§ Given records
——
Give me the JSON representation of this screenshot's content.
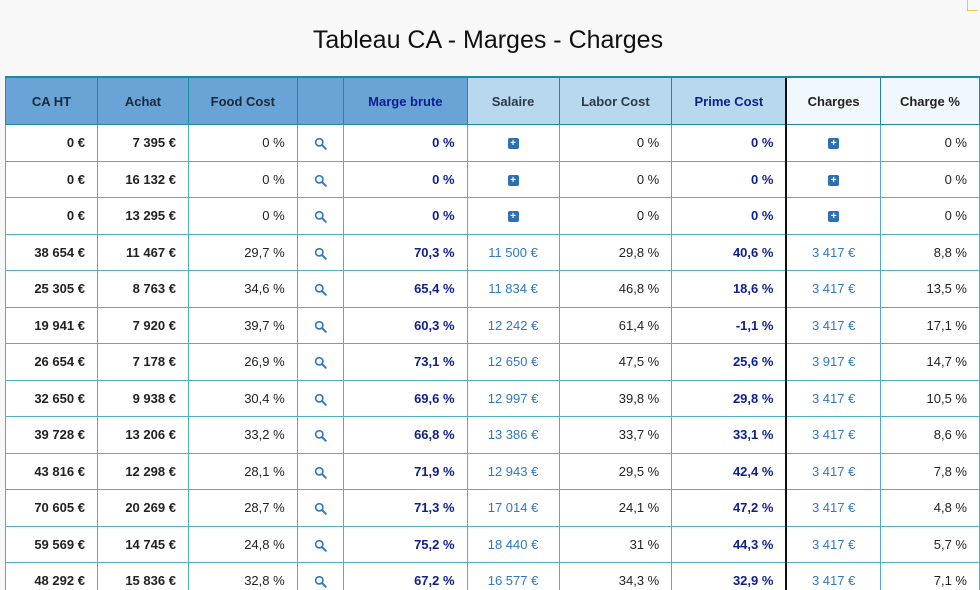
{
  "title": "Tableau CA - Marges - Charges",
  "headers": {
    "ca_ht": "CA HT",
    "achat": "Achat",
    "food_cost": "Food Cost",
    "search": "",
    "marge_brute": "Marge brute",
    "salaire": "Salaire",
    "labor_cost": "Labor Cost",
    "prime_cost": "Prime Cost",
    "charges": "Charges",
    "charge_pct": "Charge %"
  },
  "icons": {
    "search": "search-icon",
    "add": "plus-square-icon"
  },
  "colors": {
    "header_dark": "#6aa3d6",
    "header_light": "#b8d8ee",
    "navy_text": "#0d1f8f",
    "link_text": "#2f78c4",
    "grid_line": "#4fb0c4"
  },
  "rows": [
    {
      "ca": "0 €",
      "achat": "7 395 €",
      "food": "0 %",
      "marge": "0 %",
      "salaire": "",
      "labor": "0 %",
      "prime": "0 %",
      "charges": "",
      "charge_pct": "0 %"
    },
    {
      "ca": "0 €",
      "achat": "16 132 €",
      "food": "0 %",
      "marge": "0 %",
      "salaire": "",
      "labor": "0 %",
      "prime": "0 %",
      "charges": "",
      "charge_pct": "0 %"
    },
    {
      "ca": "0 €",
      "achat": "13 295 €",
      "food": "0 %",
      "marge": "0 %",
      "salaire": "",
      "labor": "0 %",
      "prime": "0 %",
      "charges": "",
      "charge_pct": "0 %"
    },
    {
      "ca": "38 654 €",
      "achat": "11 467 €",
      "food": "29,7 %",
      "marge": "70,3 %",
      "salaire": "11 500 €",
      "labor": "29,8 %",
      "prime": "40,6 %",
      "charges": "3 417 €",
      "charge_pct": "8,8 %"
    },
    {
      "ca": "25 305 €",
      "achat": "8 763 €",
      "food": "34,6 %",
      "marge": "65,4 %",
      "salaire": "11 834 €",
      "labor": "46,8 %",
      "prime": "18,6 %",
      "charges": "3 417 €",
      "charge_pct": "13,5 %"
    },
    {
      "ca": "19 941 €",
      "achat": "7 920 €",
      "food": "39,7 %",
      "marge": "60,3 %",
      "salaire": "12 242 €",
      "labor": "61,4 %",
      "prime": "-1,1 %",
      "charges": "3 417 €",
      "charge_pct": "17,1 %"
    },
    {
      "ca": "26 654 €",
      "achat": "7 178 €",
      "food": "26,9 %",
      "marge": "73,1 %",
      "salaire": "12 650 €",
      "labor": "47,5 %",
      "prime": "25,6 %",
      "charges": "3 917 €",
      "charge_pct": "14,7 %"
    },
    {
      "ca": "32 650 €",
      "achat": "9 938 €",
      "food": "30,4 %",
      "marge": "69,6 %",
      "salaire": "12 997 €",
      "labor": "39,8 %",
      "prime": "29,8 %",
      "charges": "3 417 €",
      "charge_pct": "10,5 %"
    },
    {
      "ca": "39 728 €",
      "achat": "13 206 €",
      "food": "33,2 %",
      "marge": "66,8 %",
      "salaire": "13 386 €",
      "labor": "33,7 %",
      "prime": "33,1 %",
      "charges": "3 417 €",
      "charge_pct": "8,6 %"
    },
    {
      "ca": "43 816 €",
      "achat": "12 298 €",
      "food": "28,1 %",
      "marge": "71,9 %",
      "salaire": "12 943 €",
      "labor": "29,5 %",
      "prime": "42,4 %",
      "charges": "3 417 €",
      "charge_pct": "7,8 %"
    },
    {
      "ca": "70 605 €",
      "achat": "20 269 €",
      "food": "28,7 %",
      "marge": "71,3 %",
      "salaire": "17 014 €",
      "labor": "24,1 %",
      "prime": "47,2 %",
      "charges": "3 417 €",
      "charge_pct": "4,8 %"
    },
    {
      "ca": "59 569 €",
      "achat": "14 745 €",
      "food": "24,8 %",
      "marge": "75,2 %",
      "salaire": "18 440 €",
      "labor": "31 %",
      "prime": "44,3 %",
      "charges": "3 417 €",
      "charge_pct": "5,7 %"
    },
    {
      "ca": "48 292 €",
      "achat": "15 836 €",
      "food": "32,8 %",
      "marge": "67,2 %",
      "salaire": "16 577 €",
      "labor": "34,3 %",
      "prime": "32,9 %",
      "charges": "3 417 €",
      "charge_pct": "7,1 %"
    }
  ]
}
——
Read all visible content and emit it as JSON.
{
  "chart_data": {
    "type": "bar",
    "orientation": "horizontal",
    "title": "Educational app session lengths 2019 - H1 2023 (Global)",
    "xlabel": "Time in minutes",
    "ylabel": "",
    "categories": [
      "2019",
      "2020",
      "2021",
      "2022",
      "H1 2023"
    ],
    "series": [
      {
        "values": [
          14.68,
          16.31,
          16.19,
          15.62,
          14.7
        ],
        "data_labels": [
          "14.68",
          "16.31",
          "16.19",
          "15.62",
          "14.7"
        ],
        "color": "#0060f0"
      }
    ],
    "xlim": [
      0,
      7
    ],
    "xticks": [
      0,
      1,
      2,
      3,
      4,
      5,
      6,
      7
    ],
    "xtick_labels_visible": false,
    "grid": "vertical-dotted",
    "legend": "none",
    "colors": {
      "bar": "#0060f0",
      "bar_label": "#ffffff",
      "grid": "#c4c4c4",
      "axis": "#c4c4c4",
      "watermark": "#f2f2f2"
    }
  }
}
——
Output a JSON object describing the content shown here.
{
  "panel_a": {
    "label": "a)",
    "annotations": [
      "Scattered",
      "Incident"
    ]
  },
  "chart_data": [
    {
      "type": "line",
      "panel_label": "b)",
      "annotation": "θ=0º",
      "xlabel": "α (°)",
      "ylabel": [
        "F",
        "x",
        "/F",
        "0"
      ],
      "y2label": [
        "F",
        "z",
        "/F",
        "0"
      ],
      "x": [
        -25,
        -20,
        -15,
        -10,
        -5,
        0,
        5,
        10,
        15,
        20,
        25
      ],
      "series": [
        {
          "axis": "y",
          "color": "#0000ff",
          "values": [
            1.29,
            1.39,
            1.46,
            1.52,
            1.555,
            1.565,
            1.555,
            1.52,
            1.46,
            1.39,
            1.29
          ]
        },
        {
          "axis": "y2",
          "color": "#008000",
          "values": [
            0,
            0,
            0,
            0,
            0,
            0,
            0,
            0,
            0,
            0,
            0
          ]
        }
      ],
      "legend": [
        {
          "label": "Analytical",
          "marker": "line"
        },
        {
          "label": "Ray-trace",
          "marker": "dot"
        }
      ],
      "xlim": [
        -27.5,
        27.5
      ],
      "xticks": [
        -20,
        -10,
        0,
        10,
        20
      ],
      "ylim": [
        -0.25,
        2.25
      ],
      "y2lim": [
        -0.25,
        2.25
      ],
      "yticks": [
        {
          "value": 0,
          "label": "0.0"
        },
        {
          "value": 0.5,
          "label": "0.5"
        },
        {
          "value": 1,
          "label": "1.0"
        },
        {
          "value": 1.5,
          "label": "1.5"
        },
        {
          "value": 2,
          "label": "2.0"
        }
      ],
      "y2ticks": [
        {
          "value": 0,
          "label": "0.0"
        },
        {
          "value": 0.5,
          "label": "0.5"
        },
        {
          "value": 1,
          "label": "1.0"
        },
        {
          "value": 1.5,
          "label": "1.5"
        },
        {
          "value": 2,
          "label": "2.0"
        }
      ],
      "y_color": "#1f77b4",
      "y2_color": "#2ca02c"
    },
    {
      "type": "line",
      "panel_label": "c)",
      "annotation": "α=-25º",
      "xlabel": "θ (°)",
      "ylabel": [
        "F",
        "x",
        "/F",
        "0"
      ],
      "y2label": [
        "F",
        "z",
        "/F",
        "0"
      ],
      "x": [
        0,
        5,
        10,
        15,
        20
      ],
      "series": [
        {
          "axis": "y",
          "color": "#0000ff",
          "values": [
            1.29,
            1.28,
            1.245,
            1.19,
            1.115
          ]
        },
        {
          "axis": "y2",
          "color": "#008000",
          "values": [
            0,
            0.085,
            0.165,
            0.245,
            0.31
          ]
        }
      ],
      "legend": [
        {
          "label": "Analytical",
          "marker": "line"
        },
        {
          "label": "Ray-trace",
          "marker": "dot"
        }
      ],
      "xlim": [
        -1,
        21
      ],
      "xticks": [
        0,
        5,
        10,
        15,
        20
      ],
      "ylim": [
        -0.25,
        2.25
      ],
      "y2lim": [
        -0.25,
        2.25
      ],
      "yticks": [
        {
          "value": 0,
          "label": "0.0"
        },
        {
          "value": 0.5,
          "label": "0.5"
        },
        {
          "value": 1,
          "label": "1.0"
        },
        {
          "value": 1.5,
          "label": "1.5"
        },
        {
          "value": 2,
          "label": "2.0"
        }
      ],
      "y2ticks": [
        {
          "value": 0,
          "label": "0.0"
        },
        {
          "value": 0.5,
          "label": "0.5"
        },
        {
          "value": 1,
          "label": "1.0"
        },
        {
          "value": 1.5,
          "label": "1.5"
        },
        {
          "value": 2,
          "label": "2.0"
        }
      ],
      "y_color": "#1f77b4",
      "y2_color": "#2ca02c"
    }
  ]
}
——
§ Stated exercise
Identify and copy all lines with the word "xlabel".

§ The completed task
    "xlabel": "Time in minutes",
      "xlabel": "α (°)",
      "xlabel": "θ (°)",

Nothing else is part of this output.